▸ Task to complete: Extract every record, exactly as written, and ignore the pictures.

▸ Source material:

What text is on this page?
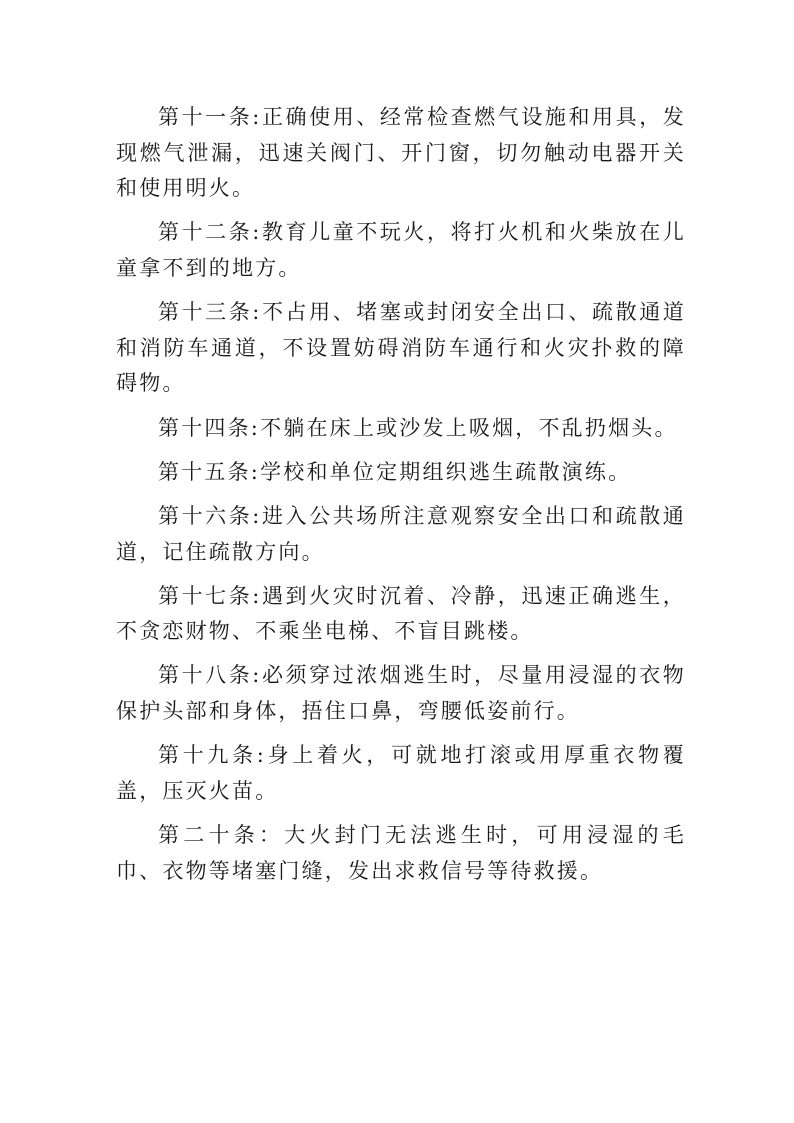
第十一条:正确使用、经常检查燃气设施和用具，发现燃气泄漏，迅速关阀门、开门窗，切勿触动电器开关和使用明火。

第十二条:教育儿童不玩火，将打火机和火柴放在儿童拿不到的地方。

第十三条:不占用、堵塞或封闭安全出口、疏散通道和消防车通道，不设置妨碍消防车通行和火灾扑救的障碍物。

第十四条:不躺在床上或沙发上吸烟，不乱扔烟头。

第十五条:学校和单位定期组织逃生疏散演练。

第十六条:进入公共场所注意观察安全出口和疏散通道，记住疏散方向。

第十七条:遇到火灾时沉着、冷静，迅速正确逃生，不贪恋财物、不乘坐电梯、不盲目跳楼。

第十八条:必须穿过浓烟逃生时，尽量用浸湿的衣物保护头部和身体，捂住口鼻，弯腰低姿前行。

第十九条:身上着火，可就地打滚或用厚重衣物覆盖，压灭火苗。

第二十条：大火封门无法逃生时，可用浸湿的毛巾、衣物等堵塞门缝，发出求救信号等待救援。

▸ Exercise solution:
What text is on this page?
第十一条:正确使用、经常检查燃气设施和用具，发现燃气泄漏，迅速关阀门、开门窗，切勿触动电器开关和使用明火。

第十二条:教育儿童不玩火，将打火机和火柴放在儿童拿不到的地方。

第十三条:不占用、堵塞或封闭安全出口、疏散通道和消防车通道，不设置妨碍消防车通行和火灾扑救的障碍物。

第十四条:不躺在床上或沙发上吸烟，不乱扔烟头。

第十五条:学校和单位定期组织逃生疏散演练。

第十六条:进入公共场所注意观察安全出口和疏散通道，记住疏散方向。

第十七条:遇到火灾时沉着、冷静，迅速正确逃生，不贪恋财物、不乘坐电梯、不盲目跳楼。

第十八条:必须穿过浓烟逃生时，尽量用浸湿的衣物保护头部和身体，捂住口鼻，弯腰低姿前行。

第十九条:身上着火，可就地打滚或用厚重衣物覆盖，压灭火苗。

第二十条：大火封门无法逃生时，可用浸湿的毛巾、衣物等堵塞门缝，发出求救信号等待救援。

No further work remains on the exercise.